◆ Directive: Lift every line from the entries that includes the word "Социально".

◆ Data excerpts:
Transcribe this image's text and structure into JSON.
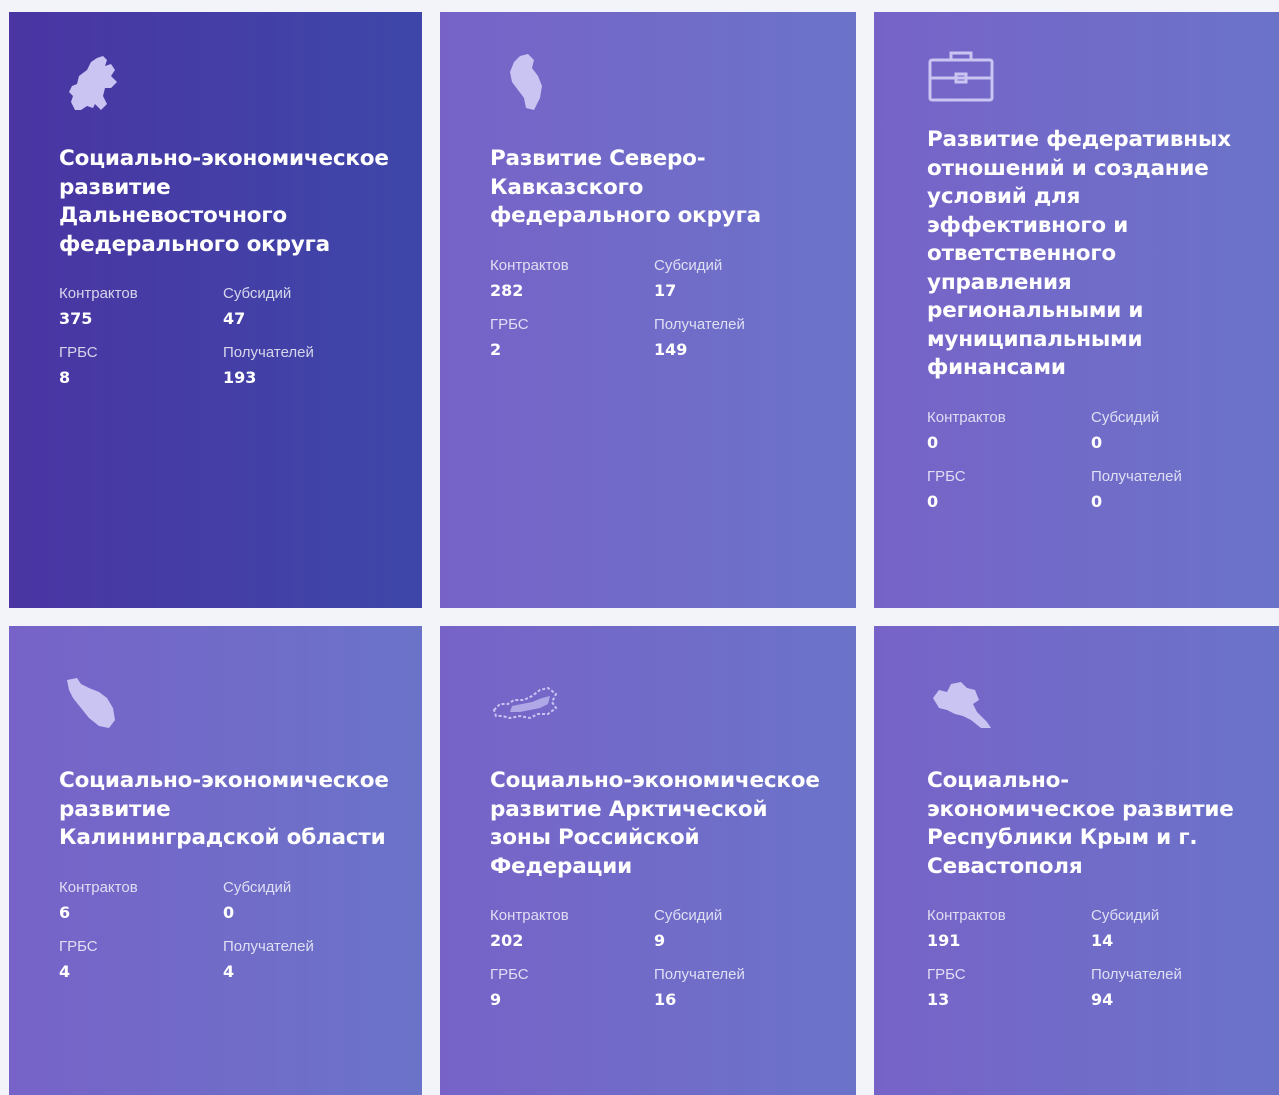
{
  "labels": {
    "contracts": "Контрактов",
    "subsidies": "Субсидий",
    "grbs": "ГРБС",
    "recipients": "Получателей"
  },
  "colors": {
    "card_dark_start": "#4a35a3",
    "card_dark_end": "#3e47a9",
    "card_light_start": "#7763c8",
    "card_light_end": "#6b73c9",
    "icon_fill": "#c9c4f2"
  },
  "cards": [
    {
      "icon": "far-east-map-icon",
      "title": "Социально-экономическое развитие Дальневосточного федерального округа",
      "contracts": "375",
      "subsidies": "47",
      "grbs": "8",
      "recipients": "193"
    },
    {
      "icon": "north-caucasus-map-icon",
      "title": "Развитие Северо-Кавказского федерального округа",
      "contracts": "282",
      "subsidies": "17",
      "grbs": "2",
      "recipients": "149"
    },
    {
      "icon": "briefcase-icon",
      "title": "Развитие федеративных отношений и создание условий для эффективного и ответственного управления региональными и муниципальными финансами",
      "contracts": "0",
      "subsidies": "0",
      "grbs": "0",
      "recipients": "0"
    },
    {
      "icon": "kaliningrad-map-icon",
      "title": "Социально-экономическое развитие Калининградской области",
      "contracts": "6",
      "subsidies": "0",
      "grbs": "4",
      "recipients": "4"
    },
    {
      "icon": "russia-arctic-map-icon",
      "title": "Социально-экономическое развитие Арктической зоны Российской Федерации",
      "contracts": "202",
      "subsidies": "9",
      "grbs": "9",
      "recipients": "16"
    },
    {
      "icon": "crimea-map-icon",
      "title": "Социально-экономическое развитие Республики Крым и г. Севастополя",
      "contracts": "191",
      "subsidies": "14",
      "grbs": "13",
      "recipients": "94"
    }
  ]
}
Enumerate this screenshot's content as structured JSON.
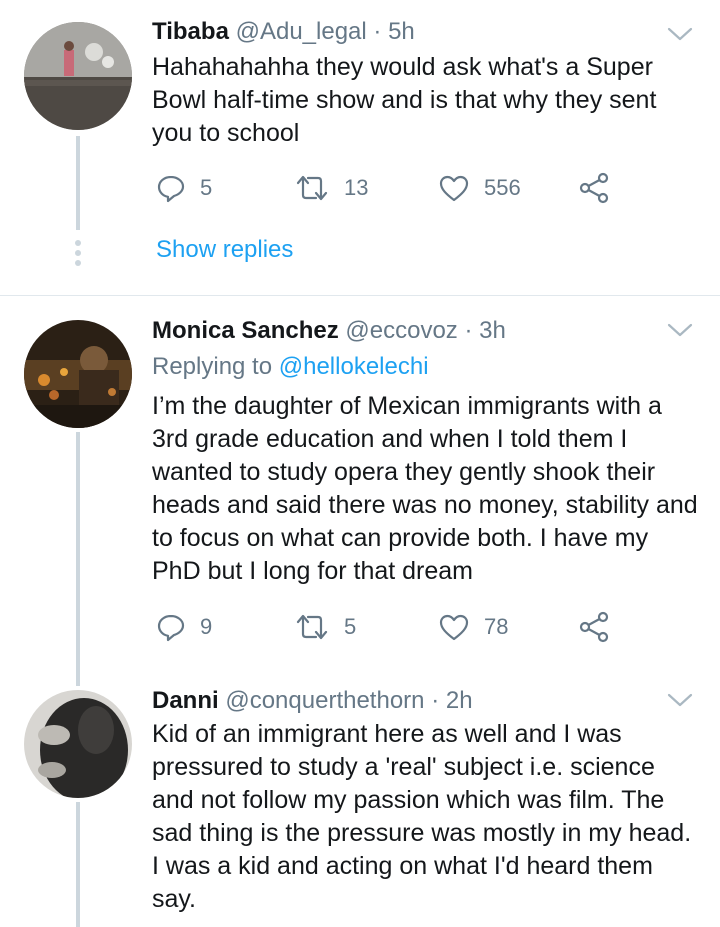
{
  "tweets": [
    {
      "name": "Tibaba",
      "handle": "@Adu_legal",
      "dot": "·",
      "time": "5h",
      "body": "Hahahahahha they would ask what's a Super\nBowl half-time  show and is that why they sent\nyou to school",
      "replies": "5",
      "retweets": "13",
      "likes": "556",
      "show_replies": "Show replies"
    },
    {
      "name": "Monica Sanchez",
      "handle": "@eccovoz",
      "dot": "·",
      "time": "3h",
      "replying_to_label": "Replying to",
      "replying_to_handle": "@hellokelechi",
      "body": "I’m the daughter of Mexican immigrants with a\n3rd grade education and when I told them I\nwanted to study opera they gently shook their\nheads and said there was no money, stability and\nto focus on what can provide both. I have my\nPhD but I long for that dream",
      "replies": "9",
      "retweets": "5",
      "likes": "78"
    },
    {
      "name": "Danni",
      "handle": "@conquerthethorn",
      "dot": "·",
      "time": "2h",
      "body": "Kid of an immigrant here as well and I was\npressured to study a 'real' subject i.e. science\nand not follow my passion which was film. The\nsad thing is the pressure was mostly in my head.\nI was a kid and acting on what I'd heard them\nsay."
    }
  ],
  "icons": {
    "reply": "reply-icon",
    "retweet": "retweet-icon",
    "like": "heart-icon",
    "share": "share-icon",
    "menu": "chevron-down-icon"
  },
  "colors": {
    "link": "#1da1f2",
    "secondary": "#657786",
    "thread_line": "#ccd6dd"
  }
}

◆ Result of this task:
      "title": "Социально-экономическое развитие Дальневосточного федерального округа",
      "title": "Социально-экономическое развитие Калининградской области",
      "title": "Социально-экономическое развитие Арктической зоны Российской Федерации",
      "title": "Социально-экономическое развитие Республики Крым и г. Севастополя",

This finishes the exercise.